## MATERIAL SHOWN

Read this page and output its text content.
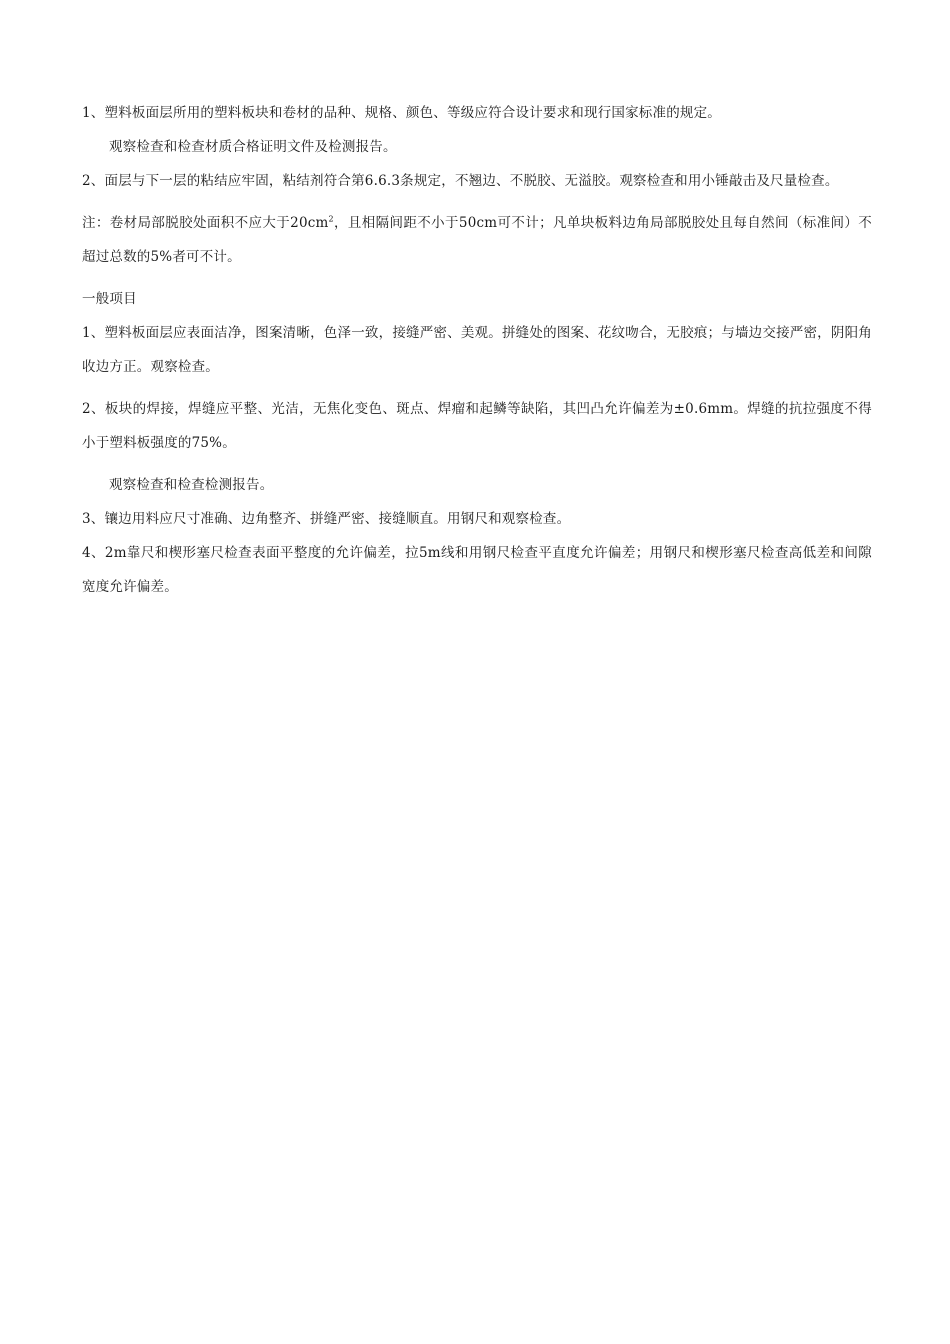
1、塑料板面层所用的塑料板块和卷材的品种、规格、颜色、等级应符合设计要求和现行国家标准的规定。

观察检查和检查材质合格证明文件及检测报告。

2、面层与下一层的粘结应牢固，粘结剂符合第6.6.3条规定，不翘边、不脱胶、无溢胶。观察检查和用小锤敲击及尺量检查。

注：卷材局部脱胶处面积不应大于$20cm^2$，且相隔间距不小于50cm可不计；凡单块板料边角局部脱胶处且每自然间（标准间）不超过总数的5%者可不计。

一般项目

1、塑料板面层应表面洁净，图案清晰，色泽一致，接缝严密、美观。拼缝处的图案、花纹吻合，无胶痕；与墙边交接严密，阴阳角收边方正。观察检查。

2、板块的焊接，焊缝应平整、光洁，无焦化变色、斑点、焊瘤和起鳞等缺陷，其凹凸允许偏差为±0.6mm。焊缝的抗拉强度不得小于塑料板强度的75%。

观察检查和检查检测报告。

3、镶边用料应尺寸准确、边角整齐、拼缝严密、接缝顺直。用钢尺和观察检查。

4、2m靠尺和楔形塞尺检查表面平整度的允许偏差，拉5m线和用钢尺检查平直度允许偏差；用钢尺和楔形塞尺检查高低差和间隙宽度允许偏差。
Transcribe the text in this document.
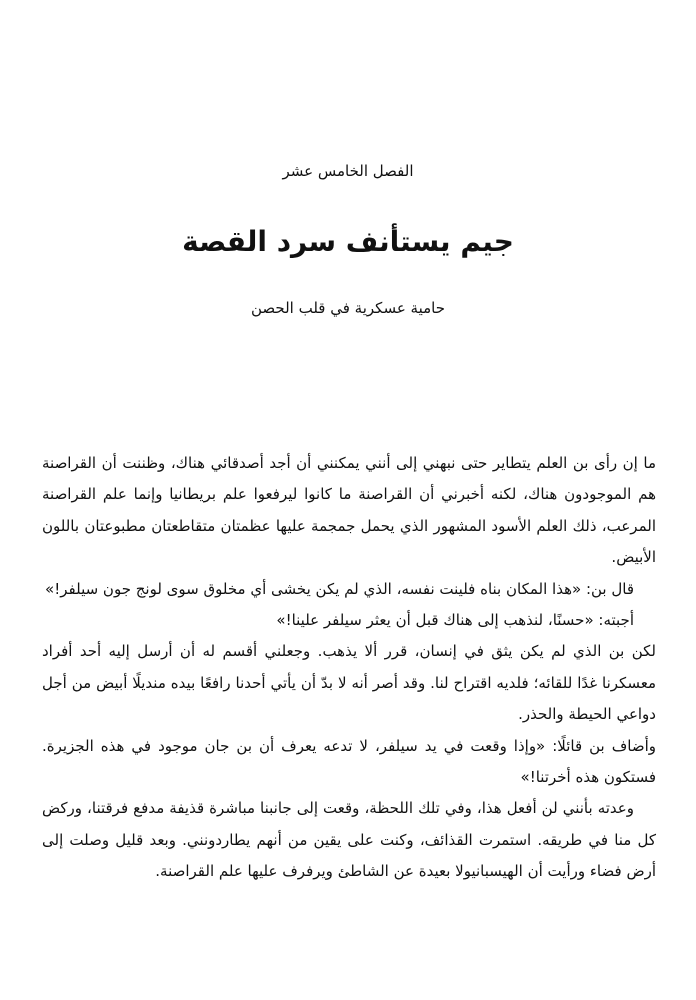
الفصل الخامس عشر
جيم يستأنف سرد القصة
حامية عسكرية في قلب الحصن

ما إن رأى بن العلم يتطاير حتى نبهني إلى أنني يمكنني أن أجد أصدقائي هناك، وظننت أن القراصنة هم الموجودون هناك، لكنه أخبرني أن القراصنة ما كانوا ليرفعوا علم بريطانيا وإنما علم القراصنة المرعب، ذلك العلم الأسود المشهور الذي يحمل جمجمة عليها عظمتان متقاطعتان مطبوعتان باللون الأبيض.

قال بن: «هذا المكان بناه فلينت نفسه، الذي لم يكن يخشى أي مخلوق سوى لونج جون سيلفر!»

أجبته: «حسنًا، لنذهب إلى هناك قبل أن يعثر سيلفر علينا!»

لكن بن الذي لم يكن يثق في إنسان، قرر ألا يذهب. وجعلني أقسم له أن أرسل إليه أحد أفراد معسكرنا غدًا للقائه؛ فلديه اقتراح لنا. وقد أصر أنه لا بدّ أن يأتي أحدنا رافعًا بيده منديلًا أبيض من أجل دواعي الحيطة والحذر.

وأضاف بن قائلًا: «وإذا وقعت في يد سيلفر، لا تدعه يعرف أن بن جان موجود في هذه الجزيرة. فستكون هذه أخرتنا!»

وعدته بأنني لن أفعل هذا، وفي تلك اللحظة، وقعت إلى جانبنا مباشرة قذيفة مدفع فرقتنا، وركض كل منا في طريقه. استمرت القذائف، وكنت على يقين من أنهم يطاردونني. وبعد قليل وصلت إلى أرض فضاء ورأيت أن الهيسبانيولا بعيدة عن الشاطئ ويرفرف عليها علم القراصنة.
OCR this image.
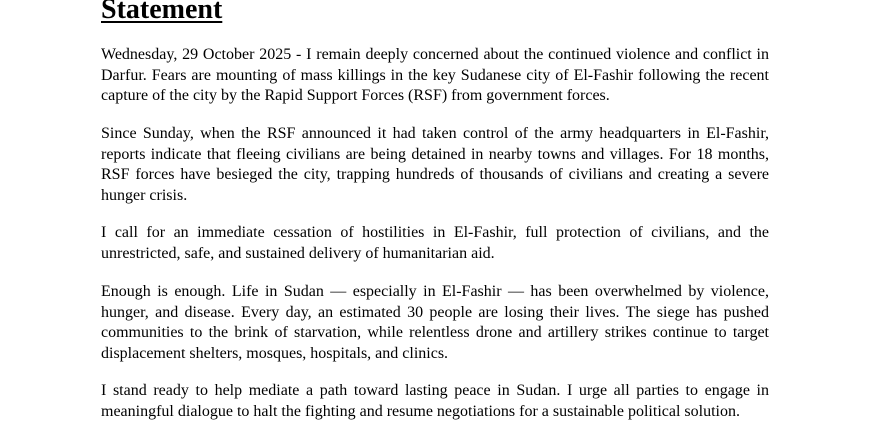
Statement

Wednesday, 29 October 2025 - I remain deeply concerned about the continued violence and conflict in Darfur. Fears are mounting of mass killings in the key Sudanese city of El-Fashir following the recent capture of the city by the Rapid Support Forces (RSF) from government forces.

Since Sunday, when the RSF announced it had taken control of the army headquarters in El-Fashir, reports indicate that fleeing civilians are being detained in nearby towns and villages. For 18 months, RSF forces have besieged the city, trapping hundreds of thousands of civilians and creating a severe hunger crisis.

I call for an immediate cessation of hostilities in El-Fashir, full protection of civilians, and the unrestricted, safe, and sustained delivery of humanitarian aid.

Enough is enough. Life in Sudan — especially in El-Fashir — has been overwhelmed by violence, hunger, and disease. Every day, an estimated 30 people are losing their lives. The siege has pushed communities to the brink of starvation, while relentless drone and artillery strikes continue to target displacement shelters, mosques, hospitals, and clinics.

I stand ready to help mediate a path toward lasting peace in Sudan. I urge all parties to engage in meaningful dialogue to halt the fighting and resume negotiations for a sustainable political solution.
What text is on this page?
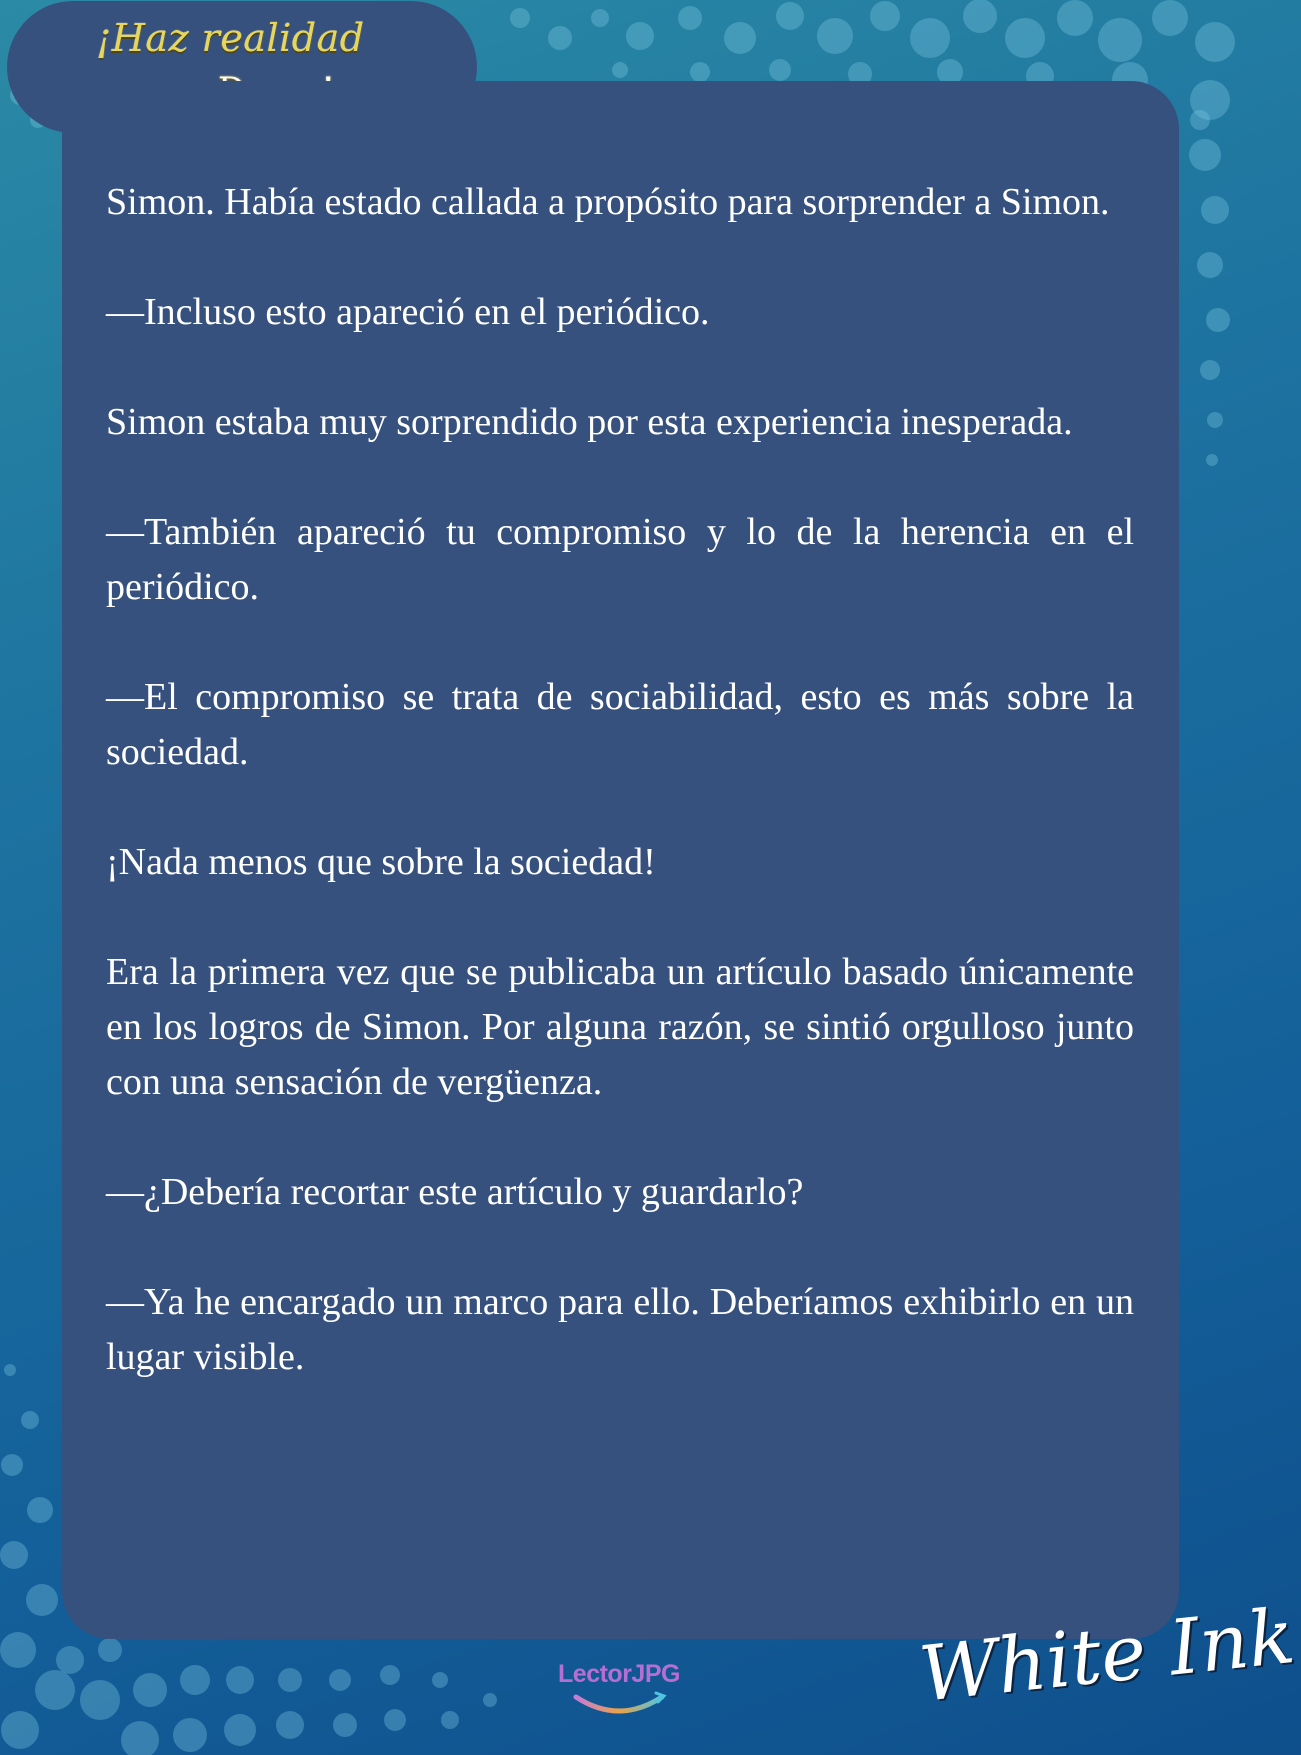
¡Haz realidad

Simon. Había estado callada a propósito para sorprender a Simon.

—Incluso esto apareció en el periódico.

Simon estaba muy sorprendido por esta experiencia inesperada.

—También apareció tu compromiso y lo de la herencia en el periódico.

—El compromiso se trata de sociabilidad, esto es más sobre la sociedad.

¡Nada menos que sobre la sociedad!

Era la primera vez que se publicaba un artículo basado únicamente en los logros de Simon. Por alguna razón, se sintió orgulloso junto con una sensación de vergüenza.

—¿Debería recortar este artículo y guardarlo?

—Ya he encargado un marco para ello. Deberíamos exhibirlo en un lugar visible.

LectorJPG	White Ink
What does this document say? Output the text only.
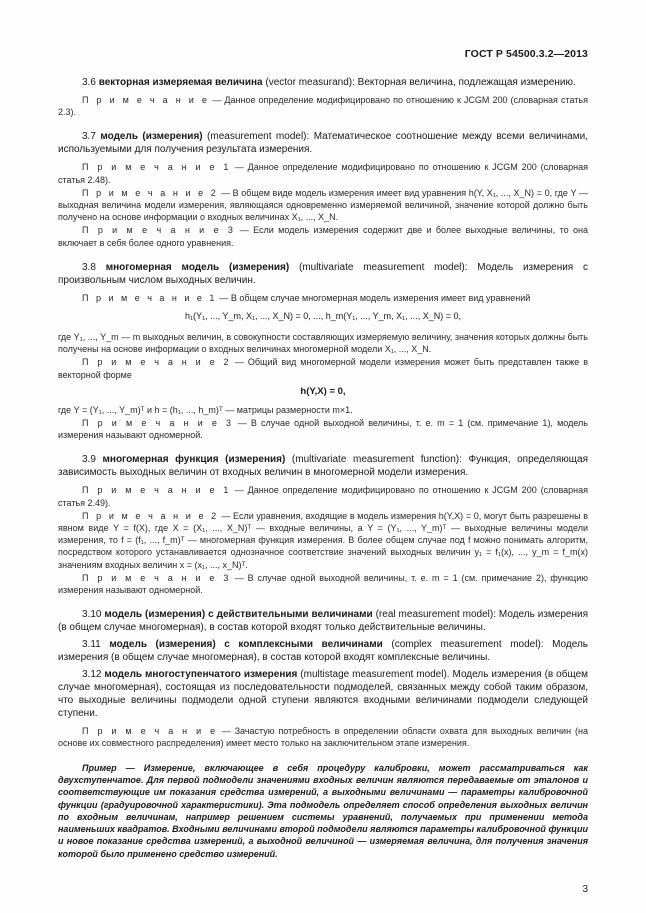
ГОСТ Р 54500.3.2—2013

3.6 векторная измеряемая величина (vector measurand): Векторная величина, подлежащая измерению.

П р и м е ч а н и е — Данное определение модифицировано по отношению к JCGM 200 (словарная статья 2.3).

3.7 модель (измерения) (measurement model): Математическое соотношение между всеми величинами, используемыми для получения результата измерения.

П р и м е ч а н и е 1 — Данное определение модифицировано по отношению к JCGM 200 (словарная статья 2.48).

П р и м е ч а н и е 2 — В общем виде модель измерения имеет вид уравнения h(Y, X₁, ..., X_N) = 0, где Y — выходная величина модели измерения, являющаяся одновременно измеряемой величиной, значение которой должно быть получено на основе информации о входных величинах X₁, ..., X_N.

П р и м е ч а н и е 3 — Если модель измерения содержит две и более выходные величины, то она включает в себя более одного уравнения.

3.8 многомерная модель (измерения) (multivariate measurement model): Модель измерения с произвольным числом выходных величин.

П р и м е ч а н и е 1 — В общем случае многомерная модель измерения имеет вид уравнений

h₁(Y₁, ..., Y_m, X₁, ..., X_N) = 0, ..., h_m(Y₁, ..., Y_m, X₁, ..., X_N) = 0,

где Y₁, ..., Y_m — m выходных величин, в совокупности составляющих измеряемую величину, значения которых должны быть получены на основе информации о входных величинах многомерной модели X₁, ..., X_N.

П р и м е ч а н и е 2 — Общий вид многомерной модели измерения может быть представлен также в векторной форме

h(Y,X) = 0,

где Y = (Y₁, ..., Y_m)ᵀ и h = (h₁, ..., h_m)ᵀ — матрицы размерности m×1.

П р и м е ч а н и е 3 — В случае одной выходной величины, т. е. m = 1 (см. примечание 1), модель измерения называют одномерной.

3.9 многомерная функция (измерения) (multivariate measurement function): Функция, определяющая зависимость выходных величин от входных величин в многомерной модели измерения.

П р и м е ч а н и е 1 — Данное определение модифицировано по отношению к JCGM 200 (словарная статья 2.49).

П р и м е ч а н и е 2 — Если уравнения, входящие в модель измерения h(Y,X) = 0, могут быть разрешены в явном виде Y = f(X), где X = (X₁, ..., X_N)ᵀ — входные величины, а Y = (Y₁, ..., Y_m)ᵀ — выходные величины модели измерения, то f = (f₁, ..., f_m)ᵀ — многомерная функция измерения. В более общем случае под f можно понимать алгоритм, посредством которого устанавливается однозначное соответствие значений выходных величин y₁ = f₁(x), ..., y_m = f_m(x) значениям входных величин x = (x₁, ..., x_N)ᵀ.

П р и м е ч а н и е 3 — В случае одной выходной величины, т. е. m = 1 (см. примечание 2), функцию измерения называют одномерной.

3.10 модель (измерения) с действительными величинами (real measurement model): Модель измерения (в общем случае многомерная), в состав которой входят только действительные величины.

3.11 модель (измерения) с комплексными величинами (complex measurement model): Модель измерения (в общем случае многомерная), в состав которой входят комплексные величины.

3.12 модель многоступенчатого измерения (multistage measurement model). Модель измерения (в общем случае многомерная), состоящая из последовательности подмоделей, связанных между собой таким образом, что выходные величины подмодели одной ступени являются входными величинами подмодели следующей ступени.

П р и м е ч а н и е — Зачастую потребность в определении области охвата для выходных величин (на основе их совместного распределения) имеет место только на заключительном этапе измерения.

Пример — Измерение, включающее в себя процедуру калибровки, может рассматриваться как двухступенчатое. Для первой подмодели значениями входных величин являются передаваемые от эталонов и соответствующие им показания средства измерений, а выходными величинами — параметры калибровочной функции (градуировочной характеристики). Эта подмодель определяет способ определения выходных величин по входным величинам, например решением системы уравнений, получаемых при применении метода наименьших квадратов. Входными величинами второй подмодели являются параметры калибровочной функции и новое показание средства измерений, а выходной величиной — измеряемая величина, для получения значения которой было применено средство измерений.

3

## TASK DESCRIPTION
Your task is to collect every line above that contains the word "civilians".

## WRITTEN ANSWER
Since Sunday, when the RSF announced it had taken control of the army headquarters in El-Fashir, reports indicate that fleeing civilians are being detained in nearby towns and villages. For 18 months, RSF forces have besieged the city, trapping hundreds of thousands of civilians and creating a severe hunger crisis.
I call for an immediate cessation of hostilities in El-Fashir, full protection of civilians, and the unrestricted, safe, and sustained delivery of humanitarian aid.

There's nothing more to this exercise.